Задача:
Пожалуйста, перепишите весь листинг ниже в виде нумерованного списка, пропустив пустые строки.

Исходные данные:
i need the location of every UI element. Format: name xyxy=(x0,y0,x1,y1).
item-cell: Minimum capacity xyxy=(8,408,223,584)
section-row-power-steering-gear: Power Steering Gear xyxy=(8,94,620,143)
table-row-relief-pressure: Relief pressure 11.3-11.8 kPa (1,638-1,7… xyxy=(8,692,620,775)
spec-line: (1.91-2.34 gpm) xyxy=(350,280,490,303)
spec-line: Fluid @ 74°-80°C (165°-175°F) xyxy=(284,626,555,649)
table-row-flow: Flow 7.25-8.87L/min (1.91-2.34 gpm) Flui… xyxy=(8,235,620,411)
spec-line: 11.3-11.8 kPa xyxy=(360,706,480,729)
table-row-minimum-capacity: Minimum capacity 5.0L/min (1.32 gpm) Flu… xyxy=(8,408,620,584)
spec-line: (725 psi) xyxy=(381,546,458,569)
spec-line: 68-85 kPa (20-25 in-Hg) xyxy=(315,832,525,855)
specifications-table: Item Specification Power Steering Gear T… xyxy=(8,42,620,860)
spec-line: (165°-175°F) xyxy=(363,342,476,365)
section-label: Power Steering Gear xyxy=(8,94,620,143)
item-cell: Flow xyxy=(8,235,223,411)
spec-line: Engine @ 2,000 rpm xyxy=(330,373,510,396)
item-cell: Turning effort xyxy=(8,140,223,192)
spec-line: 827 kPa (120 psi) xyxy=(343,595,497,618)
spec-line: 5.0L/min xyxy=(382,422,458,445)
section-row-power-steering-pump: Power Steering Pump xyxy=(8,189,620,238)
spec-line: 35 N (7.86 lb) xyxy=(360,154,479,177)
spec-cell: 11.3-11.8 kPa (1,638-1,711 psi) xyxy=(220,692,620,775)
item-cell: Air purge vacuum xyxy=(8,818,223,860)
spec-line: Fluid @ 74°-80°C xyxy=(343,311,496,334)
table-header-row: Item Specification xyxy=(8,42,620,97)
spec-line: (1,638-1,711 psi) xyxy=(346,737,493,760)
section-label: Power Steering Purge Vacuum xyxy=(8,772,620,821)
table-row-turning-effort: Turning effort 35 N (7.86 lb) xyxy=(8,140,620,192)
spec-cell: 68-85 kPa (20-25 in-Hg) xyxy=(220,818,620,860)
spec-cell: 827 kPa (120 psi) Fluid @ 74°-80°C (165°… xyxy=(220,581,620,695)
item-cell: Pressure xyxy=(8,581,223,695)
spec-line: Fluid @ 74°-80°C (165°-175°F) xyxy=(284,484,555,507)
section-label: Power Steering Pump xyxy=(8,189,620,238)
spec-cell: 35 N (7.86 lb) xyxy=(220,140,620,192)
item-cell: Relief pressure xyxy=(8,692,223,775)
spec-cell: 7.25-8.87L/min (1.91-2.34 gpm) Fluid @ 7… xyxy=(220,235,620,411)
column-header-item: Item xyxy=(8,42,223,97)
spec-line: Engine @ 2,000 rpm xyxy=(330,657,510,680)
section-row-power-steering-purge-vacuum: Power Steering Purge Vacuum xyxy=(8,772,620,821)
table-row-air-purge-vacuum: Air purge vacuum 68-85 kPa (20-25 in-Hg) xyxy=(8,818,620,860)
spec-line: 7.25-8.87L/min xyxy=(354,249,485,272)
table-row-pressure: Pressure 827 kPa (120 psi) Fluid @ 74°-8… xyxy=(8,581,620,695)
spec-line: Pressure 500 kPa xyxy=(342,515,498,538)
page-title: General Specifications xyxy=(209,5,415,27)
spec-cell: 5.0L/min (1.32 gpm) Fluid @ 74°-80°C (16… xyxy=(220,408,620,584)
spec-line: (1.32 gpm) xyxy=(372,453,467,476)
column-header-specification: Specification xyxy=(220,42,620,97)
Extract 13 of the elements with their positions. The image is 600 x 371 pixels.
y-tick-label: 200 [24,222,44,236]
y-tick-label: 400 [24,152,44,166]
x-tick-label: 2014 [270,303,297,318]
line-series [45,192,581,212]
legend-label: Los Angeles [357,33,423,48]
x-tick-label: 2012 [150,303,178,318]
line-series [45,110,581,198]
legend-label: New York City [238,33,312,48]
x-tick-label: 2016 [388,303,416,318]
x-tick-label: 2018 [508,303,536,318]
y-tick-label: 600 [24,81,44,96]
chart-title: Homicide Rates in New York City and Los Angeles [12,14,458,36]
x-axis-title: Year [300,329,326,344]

Результат:
1. i need the location of every UI element. Format: name xyxy=(x0,y0,x1,y1).
2. item-cell: Minimum capacity xyxy=(8,408,223,584)
3. section-row-power-steering-gear: Power Steering Gear xyxy=(8,94,620,143)
4. table-row-relief-pressure: Relief pressure 11.3-11.8 kPa (1,638-1,7… xyxy=(8,692,620,775)
5. spec-line: (1.91-2.34 gpm) xyxy=(350,280,490,303)
6. spec-line: Fluid @ 74°-80°C (165°-175°F) xyxy=(284,626,555,649)
7. table-row-flow: Flow 7.25-8.87L/min (1.91-2.34 gpm) Flui… xyxy=(8,235,620,411)
8. spec-line: 11.3-11.8 kPa xyxy=(360,706,480,729)
9. table-row-minimum-capacity: Minimum capacity 5.0L/min (1.32 gpm) Flu… xyxy=(8,408,620,584)
10. spec-line: (725 psi) xyxy=(381,546,458,569)
11. spec-line: 68-85 kPa (20-25 in-Hg) xyxy=(315,832,525,855)
12. specifications-table: Item Specification Power Steering Gear T… xyxy=(8,42,620,860)
13. spec-line: (165°-175°F) xyxy=(363,342,476,365)
14. section-label: Power Steering Gear xyxy=(8,94,620,143)
15. item-cell: Flow xyxy=(8,235,223,411)
16. spec-line: Engine @ 2,000 rpm xyxy=(330,373,510,396)
17. item-cell: Turning effort xyxy=(8,140,223,192)
18. spec-line: 827 kPa (120 psi) xyxy=(343,595,497,618)
19. spec-line: 5.0L/min xyxy=(382,422,458,445)
20. section-row-power-steering-pump: Power Steering Pump xyxy=(8,189,620,238)
21. spec-line: 35 N (7.86 lb) xyxy=(360,154,479,177)
22. spec-cell: 11.3-11.8 kPa (1,638-1,711 psi) xyxy=(220,692,620,775)
23. item-cell: Air purge vacuum xyxy=(8,818,223,860)
24. spec-line: Fluid @ 74°-80°C xyxy=(343,311,496,334)
25. table-header-row: Item Specification xyxy=(8,42,620,97)
26. spec-line: (1,638-1,711 psi) xyxy=(346,737,493,760)
27. section-label: Power Steering Purge Vacuum xyxy=(8,772,620,821)
28. table-row-turning-effort: Turning effort 35 N (7.86 lb) xyxy=(8,140,620,192)
29. spec-cell: 68-85 kPa (20-25 in-Hg) xyxy=(220,818,620,860)
30. spec-cell: 827 kPa (120 psi) Fluid @ 74°-80°C (165°… xyxy=(220,581,620,695)
31. item-cell: Pressure xyxy=(8,581,223,695)
32. spec-line: Fluid @ 74°-80°C (165°-175°F) xyxy=(284,484,555,507)
33. section-label: Power Steering Pump xyxy=(8,189,620,238)
34. spec-cell: 35 N (7.86 lb) xyxy=(220,140,620,192)
35. item-cell: Relief pressure xyxy=(8,692,223,775)
36. spec-cell: 7.25-8.87L/min (1.91-2.34 gpm) Fluid @ 7… xyxy=(220,235,620,411)
37. column-header-item: Item xyxy=(8,42,223,97)
38. spec-line: Engine @ 2,000 rpm xyxy=(330,657,510,680)
39. section-row-power-steering-purge-vacuum: Power Steering Purge Vacuum xyxy=(8,772,620,821)
40. table-row-air-purge-vacuum: Air purge vacuum 68-85 kPa (20-25 in-Hg) xyxy=(8,818,620,860)
41. spec-line: 7.25-8.87L/min xyxy=(354,249,485,272)
42. table-row-pressure: Pressure 827 kPa (120 psi) Fluid @ 74°-8… xyxy=(8,581,620,695)
43. spec-line: Pressure 500 kPa xyxy=(342,515,498,538)
44. page-title: General Specifications xyxy=(209,5,415,27)
45. spec-cell: 5.0L/min (1.32 gpm) Fluid @ 74°-80°C (16… xyxy=(220,408,620,584)
46. spec-line: (1.32 gpm) xyxy=(372,453,467,476)
47. column-header-specification: Specification xyxy=(220,42,620,97)
48. Extract 13 of the elements with their positions. The image is 600 x 371 pixels.
49. y-tick-label: 200 [24,222,44,236]
50. y-tick-label: 400 [24,152,44,166]
51. x-tick-label: 2014 [270,303,297,318]
52. line-series [45,192,581,212]
53. legend-label: Los Angeles [357,33,423,48]
54. x-tick-label: 2012 [150,303,178,318]
55. line-series [45,110,581,198]
56. legend-label: New York City [238,33,312,48]
57. x-tick-label: 2016 [388,303,416,318]
58. x-tick-label: 2018 [508,303,536,318]
59. y-tick-label: 600 [24,81,44,96]
60. chart-title: Homicide Rates in New York City and Los Angeles [12,14,458,36]
61. x-axis-title: Year [300,329,326,344]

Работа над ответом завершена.